EXERCISE BRIEF →
Return each of the entries below line for line, with no changes, and leave out the pictures.

EXERCISE MATERIAL →
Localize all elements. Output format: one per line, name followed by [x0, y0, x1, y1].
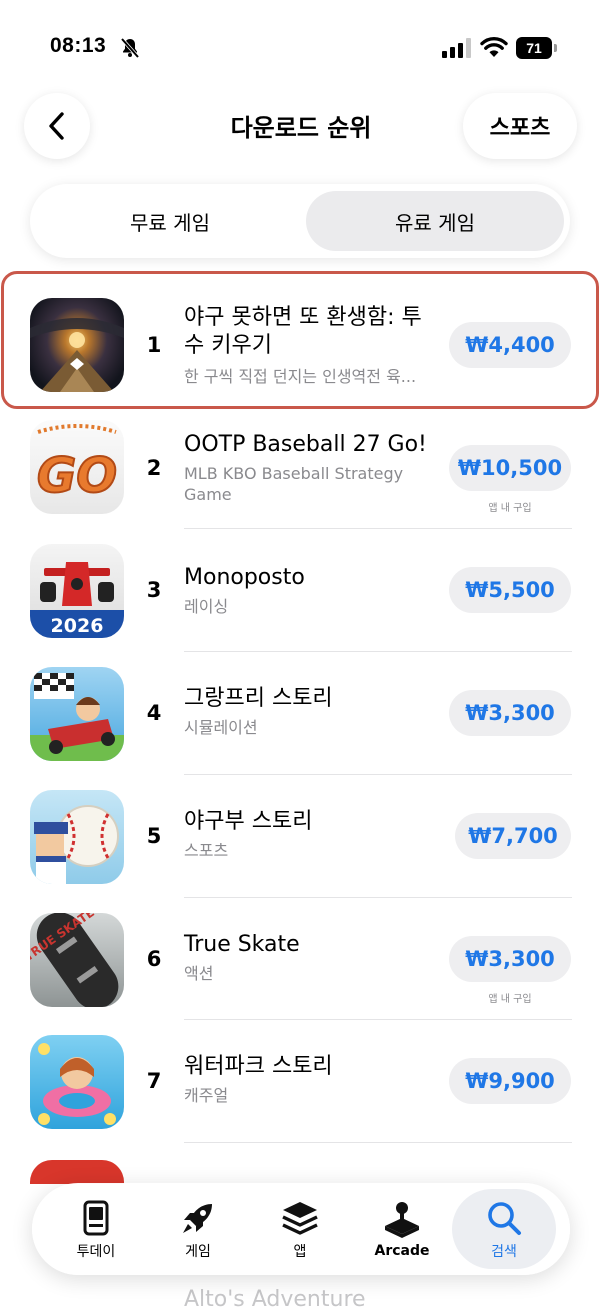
today-icon — [83, 1200, 109, 1235]
kart-racer-icon — [30, 667, 124, 761]
app-title: 그랑프리 스토리 — [184, 686, 333, 711]
price-button[interactable]: ₩5,500 — [449, 567, 571, 613]
app-row[interactable]: 2026 3 Monoposto 레이싱 ₩5,500 — [0, 530, 602, 652]
waterpark-icon — [30, 1035, 124, 1129]
divider — [184, 1019, 572, 1020]
price-button[interactable]: ₩3,300 — [449, 936, 571, 982]
app-row[interactable]: GO 2 OOTP Baseball 27 Go! MLB KBO Baseba… — [0, 408, 602, 530]
price-button[interactable]: ₩9,900 — [449, 1058, 571, 1104]
tab-bar: 투데이 게임 앱 Arcade 검색 — [32, 1183, 570, 1275]
app-row-partial[interactable]: Alto's Adventure — [0, 1283, 602, 1308]
status-bar: 08:13 71 — [0, 0, 602, 90]
joystick-icon — [385, 1201, 419, 1238]
cellular-signal-icon — [442, 38, 471, 58]
divider — [184, 651, 572, 652]
tab-apps-label: 앱 — [293, 1243, 307, 1260]
svg-text:GO: GO — [37, 448, 117, 504]
segment-free-games[interactable]: 무료 게임 — [38, 191, 302, 251]
divider — [184, 774, 572, 775]
battery-level: 71 — [516, 37, 552, 59]
divider — [184, 1142, 572, 1143]
icon-year-text: 2026 — [51, 615, 104, 637]
price-button[interactable]: ₩7,700 — [455, 813, 571, 859]
app-title: 워터파크 스토리 — [184, 1054, 333, 1079]
clock: 08:13 — [50, 34, 107, 57]
app-row[interactable]: 5 야구부 스토리 스포츠 ₩7,700 — [0, 776, 602, 898]
rank-number: 7 — [146, 1069, 162, 1093]
category-button[interactable]: 스포츠 — [463, 93, 577, 159]
price-button[interactable]: ₩3,300 — [449, 690, 571, 736]
rank-number: 5 — [146, 824, 162, 848]
go-logo-icon: GO — [30, 420, 124, 514]
baseball-player-icon — [30, 790, 124, 884]
app-row[interactable]: 7 워터파크 스토리 캐주얼 ₩9,900 — [0, 1021, 602, 1143]
battery-icon: 71 — [516, 37, 558, 59]
app-title: True Skate — [184, 932, 300, 957]
tab-arcade-label: Arcade — [374, 1242, 430, 1259]
app-subtitle: MLB KBO Baseball Strategy Game — [184, 464, 404, 504]
app-subtitle: 액션 — [184, 964, 214, 983]
app-subtitle: 시뮬레이션 — [184, 718, 258, 737]
app-row-partial[interactable] — [0, 1160, 602, 1184]
bell-slash-icon — [120, 37, 140, 59]
app-title: 야구부 스토리 — [184, 809, 313, 834]
app-title-partial: Alto's Adventure — [184, 1287, 366, 1308]
in-app-purchase-label: 앱 내 구입 — [488, 994, 532, 1005]
app-subtitle: 레이싱 — [184, 597, 229, 616]
skateboard-icon: TRUE SKATE — [30, 913, 124, 1007]
tab-games[interactable]: 게임 — [146, 1189, 250, 1269]
rank-number: 4 — [146, 701, 162, 725]
in-app-purchase-label: 앱 내 구입 — [488, 503, 532, 514]
layers-icon — [282, 1201, 318, 1235]
app-title: OOTP Baseball 27 Go! — [184, 432, 427, 457]
tab-apps[interactable]: 앱 — [248, 1189, 352, 1269]
rank-number: 6 — [146, 947, 162, 971]
segment-paid-games[interactable]: 유료 게임 — [306, 191, 564, 251]
app-subtitle: 스포츠 — [184, 841, 229, 860]
race-car-icon: 2026 — [30, 544, 124, 638]
tab-search-label: 검색 — [491, 1243, 517, 1260]
tab-search[interactable]: 검색 — [452, 1189, 556, 1269]
divider — [184, 897, 572, 898]
app-title: Monoposto — [184, 565, 305, 590]
price-button[interactable]: ₩10,500 — [449, 445, 571, 491]
tab-today[interactable]: 투데이 — [44, 1189, 148, 1269]
app-row[interactable]: 4 그랑프리 스토리 시뮬레이션 ₩3,300 — [0, 653, 602, 775]
segmented-control: 무료 게임 유료 게임 — [30, 184, 570, 258]
tab-arcade[interactable]: Arcade — [350, 1189, 454, 1269]
app-icon-partial — [30, 1160, 124, 1184]
search-icon — [488, 1201, 521, 1235]
tab-today-label: 투데이 — [76, 1243, 116, 1260]
highlight-box — [1, 271, 599, 409]
tab-games-label: 게임 — [185, 1243, 211, 1260]
rocket-icon — [183, 1203, 212, 1233]
wifi-icon — [480, 36, 508, 57]
app-row[interactable]: TRUE SKATE 6 True Skate 액션 ₩3,300 앱 내 구입 — [0, 899, 602, 1021]
rank-number: 3 — [146, 578, 162, 602]
app-subtitle: 캐주얼 — [184, 1086, 229, 1105]
divider — [184, 528, 572, 529]
rank-number: 2 — [146, 456, 162, 480]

REPLY TO THE EXERCISE →
Localize all elements. Output format: one per line, name followed by [x0, y0, x1, y1].
today-icon — [83, 1200, 109, 1235]
kart-racer-icon — [30, 667, 124, 761]
app-title: 그랑프리 스토리 — [184, 686, 333, 711]
price-button[interactable]: ₩5,500 — [449, 567, 571, 613]
app-row[interactable]: 2026 3 Monoposto 레이싱 ₩5,500 — [0, 530, 602, 652]
waterpark-icon — [30, 1035, 124, 1129]
divider — [184, 1019, 572, 1020]
price-button[interactable]: ₩3,300 — [449, 936, 571, 982]
app-row[interactable]: GO 2 OOTP Baseball 27 Go! MLB KBO Baseba… — [0, 408, 602, 530]
price-button[interactable]: ₩9,900 — [449, 1058, 571, 1104]
tab-bar: 투데이 게임 앱 Arcade 검색 — [32, 1183, 570, 1275]
app-row-partial[interactable]: Alto's Adventure — [0, 1283, 602, 1308]
status-bar: 08:13 71 — [0, 0, 602, 90]
joystick-icon — [385, 1201, 419, 1238]
cellular-signal-icon — [442, 38, 471, 58]
divider — [184, 651, 572, 652]
tab-apps-label: 앱 — [293, 1243, 307, 1260]
svg-text:GO: GO — [37, 448, 117, 504]
segment-free-games[interactable]: 무료 게임 — [38, 191, 302, 251]
divider — [184, 774, 572, 775]
battery-level: 71 — [516, 37, 552, 59]
divider — [184, 1142, 572, 1143]
icon-year-text: 2026 — [51, 615, 104, 637]
price-button[interactable]: ₩7,700 — [455, 813, 571, 859]
app-title: 워터파크 스토리 — [184, 1054, 333, 1079]
clock: 08:13 — [50, 34, 107, 57]
app-row[interactable]: 5 야구부 스토리 스포츠 ₩7,700 — [0, 776, 602, 898]
rank-number: 7 — [146, 1069, 162, 1093]
category-button[interactable]: 스포츠 — [463, 93, 577, 159]
price-button[interactable]: ₩3,300 — [449, 690, 571, 736]
rank-number: 5 — [146, 824, 162, 848]
go-logo-icon: GO — [30, 420, 124, 514]
baseball-player-icon — [30, 790, 124, 884]
app-row[interactable]: 7 워터파크 스토리 캐주얼 ₩9,900 — [0, 1021, 602, 1143]
battery-icon: 71 — [516, 37, 558, 59]
app-title: True Skate — [184, 932, 300, 957]
tab-arcade-label: Arcade — [374, 1242, 430, 1259]
app-subtitle: MLB KBO Baseball Strategy Game — [184, 464, 404, 504]
app-subtitle: 액션 — [184, 964, 214, 983]
app-subtitle: 시뮬레이션 — [184, 718, 258, 737]
app-row-partial[interactable] — [0, 1160, 602, 1184]
bell-slash-icon — [120, 37, 140, 59]
app-title: 야구부 스토리 — [184, 809, 313, 834]
app-title-partial: Alto's Adventure — [184, 1287, 366, 1308]
in-app-purchase-label: 앱 내 구입 — [488, 994, 532, 1005]
app-subtitle: 레이싱 — [184, 597, 229, 616]
skateboard-icon: TRUE SKATE — [30, 913, 124, 1007]
tab-games[interactable]: 게임 — [146, 1189, 250, 1269]
rank-number: 4 — [146, 701, 162, 725]
in-app-purchase-label: 앱 내 구입 — [488, 503, 532, 514]
layers-icon — [282, 1201, 318, 1235]
app-title: OOTP Baseball 27 Go! — [184, 432, 427, 457]
tab-apps[interactable]: 앱 — [248, 1189, 352, 1269]
rank-number: 6 — [146, 947, 162, 971]
segment-paid-games[interactable]: 유료 게임 — [306, 191, 564, 251]
app-subtitle: 스포츠 — [184, 841, 229, 860]
race-car-icon: 2026 — [30, 544, 124, 638]
tab-search-label: 검색 — [491, 1243, 517, 1260]
tab-search[interactable]: 검색 — [452, 1189, 556, 1269]
divider — [184, 897, 572, 898]
app-title: Monoposto — [184, 565, 305, 590]
price-button[interactable]: ₩10,500 — [449, 445, 571, 491]
tab-today[interactable]: 투데이 — [44, 1189, 148, 1269]
app-row[interactable]: 4 그랑프리 스토리 시뮬레이션 ₩3,300 — [0, 653, 602, 775]
segmented-control: 무료 게임 유료 게임 — [30, 184, 570, 258]
tab-arcade[interactable]: Arcade — [350, 1189, 454, 1269]
app-icon-partial — [30, 1160, 124, 1184]
search-icon — [488, 1201, 521, 1235]
tab-today-label: 투데이 — [76, 1243, 116, 1260]
highlight-box — [1, 271, 599, 409]
tab-games-label: 게임 — [185, 1243, 211, 1260]
rocket-icon — [183, 1203, 212, 1233]
wifi-icon — [480, 36, 508, 57]
app-row[interactable]: TRUE SKATE 6 True Skate 액션 ₩3,300 앱 내 구입 — [0, 899, 602, 1021]
rank-number: 3 — [146, 578, 162, 602]
app-subtitle: 캐주얼 — [184, 1086, 229, 1105]
divider — [184, 528, 572, 529]
rank-number: 2 — [146, 456, 162, 480]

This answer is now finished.